● DO THIS: Everything from the line containing "Output a JSON" through the last line of the data below is to be retyped exactly, apart from the pictures.

● RECORD SET:
* Start *
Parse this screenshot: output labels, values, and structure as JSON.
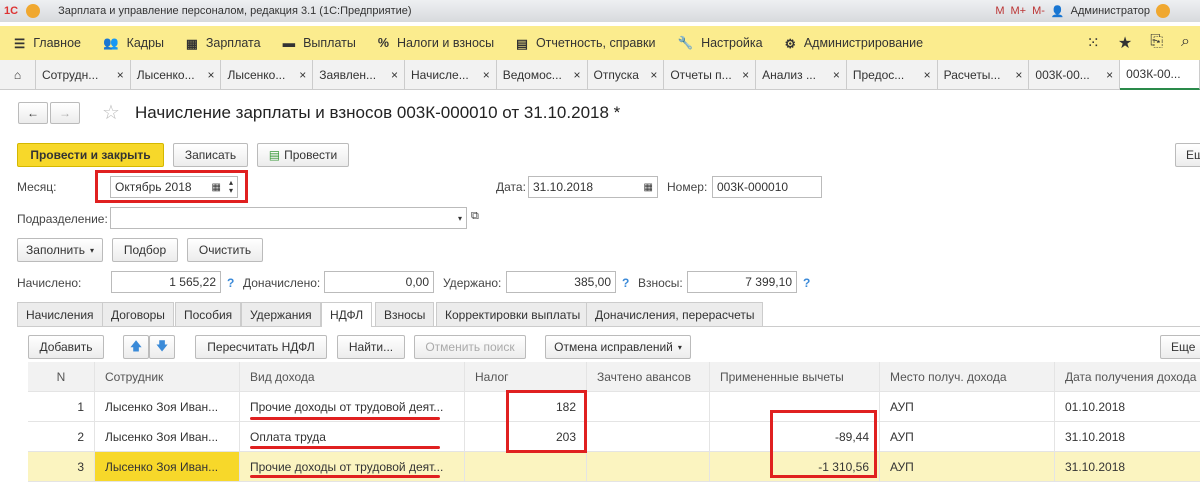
{
  "window": {
    "title": "Зарплата и управление персоналом, редакция 3.1  (1С:Предприятие)",
    "user": "Администратор",
    "mem_buttons": [
      "M",
      "M+",
      "M-"
    ]
  },
  "menu": [
    {
      "icon": "☰",
      "label": "Главное"
    },
    {
      "icon": "👥",
      "label": "Кадры"
    },
    {
      "icon": "▦",
      "label": "Зарплата"
    },
    {
      "icon": "▬",
      "label": "Выплаты"
    },
    {
      "icon": "%",
      "label": "Налоги и взносы"
    },
    {
      "icon": "▤",
      "label": "Отчетность, справки"
    },
    {
      "icon": "🔧",
      "label": "Настройка"
    },
    {
      "icon": "⚙",
      "label": "Администрирование"
    }
  ],
  "open_tabs": [
    "Сотрудн...",
    "Лысенко...",
    "Лысенко...",
    "Заявлен...",
    "Начисле...",
    "Ведомос...",
    "Отпуска",
    "Отчеты п...",
    "Анализ ...",
    "Предос...",
    "Расчеты...",
    "003К-00...",
    "003К-00..."
  ],
  "doc": {
    "title": "Начисление зарплаты и взносов 003К-000010 от 31.10.2018 *",
    "buttons": {
      "post_close": "Провести и закрыть",
      "save": "Записать",
      "post": "Провести",
      "more": "Еще"
    },
    "month_label": "Месяц:",
    "month": "Октябрь 2018",
    "date_label": "Дата:",
    "date": "31.10.2018",
    "number_label": "Номер:",
    "number": "003К-000010",
    "dept_label": "Подразделение:",
    "dept": "",
    "fill": "Заполнить",
    "select": "Подбор",
    "clear": "Очистить",
    "accrued_label": "Начислено:",
    "accrued": "1 565,22",
    "extra_label": "Доначислено:",
    "extra": "0,00",
    "withheld_label": "Удержано:",
    "withheld": "385,00",
    "contrib_label": "Взносы:",
    "contrib": "7 399,10",
    "help": "?"
  },
  "tabs": [
    "Начисления",
    "Договоры",
    "Пособия",
    "Удержания",
    "НДФЛ",
    "Взносы",
    "Корректировки выплаты",
    "Доначисления, перерасчеты"
  ],
  "toolbar": {
    "add": "Добавить",
    "recalc": "Пересчитать НДФЛ",
    "find": "Найти...",
    "cancel_search": "Отменить поиск",
    "cancel_fix": "Отмена исправлений",
    "more": "Еще"
  },
  "table": {
    "columns": [
      "N",
      "Сотрудник",
      "Вид дохода",
      "Налог",
      "Зачтено авансов",
      "Примененные вычеты",
      "Место получ. дохода",
      "Дата получения дохода"
    ],
    "rows": [
      [
        "1",
        "Лысенко Зоя Иван...",
        "Прочие доходы от трудовой деят...",
        "182",
        "",
        "",
        "АУП",
        "01.10.2018"
      ],
      [
        "2",
        "Лысенко Зоя Иван...",
        "Оплата труда",
        "203",
        "",
        "-89,44",
        "АУП",
        "31.10.2018"
      ],
      [
        "3",
        "Лысенко Зоя Иван...",
        "Прочие доходы от трудовой деят...",
        "",
        "",
        "-1 310,56",
        "АУП",
        "31.10.2018"
      ]
    ]
  }
}
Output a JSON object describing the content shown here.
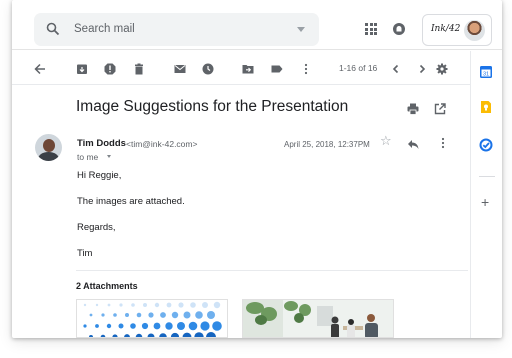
{
  "header": {
    "search_placeholder": "Search mail",
    "account_brand": "Ink/42"
  },
  "toolbar": {
    "pager": "1-16 of 16"
  },
  "message": {
    "subject": "Image Suggestions for the Presentation",
    "sender_name": "Tim Dodds",
    "sender_email": "<tim@ink-42.com>",
    "to_line": "to me",
    "date": "April 25, 2018, 12:37PM",
    "body_lines": [
      "Hi Reggie,",
      "The images are attached.",
      "Regards,",
      "Tim"
    ]
  },
  "attachments": {
    "title": "2 Attachments"
  },
  "icons": {
    "toolbar": [
      "back-arrow-icon",
      "archive-icon",
      "report-spam-icon",
      "delete-icon",
      "mark-unread-icon",
      "snooze-icon",
      "move-to-icon",
      "labels-icon",
      "more-vert-icon",
      "older-chevron-icon",
      "newer-chevron-icon",
      "settings-icon"
    ],
    "side": [
      "calendar-icon",
      "keep-icon",
      "tasks-icon",
      "add-icon"
    ]
  },
  "colors": {
    "calendar": "#1a73e8",
    "keep": "#fbbc04",
    "tasks": "#1a73e8",
    "icon_gray": "#5f6368"
  }
}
* End *
● THE COMPLETED TASK:
Output a JSON object describing the content shown here.
{
  "header": {
    "search_placeholder": "Search mail",
    "account_brand": "Ink/42"
  },
  "toolbar": {
    "pager": "1-16 of 16"
  },
  "message": {
    "subject": "Image Suggestions for the Presentation",
    "sender_name": "Tim Dodds",
    "sender_email": "<tim@ink-42.com>",
    "to_line": "to me",
    "date": "April 25, 2018, 12:37PM",
    "body_lines": [
      "Hi Reggie,",
      "The images are attached.",
      "Regards,",
      "Tim"
    ]
  },
  "attachments": {
    "title": "2 Attachments"
  },
  "icons": {
    "toolbar": [
      "back-arrow-icon",
      "archive-icon",
      "report-spam-icon",
      "delete-icon",
      "mark-unread-icon",
      "snooze-icon",
      "move-to-icon",
      "labels-icon",
      "more-vert-icon",
      "older-chevron-icon",
      "newer-chevron-icon",
      "settings-icon"
    ],
    "side": [
      "calendar-icon",
      "keep-icon",
      "tasks-icon",
      "add-icon"
    ]
  },
  "colors": {
    "calendar": "#1a73e8",
    "keep": "#fbbc04",
    "tasks": "#1a73e8",
    "icon_gray": "#5f6368"
  }
}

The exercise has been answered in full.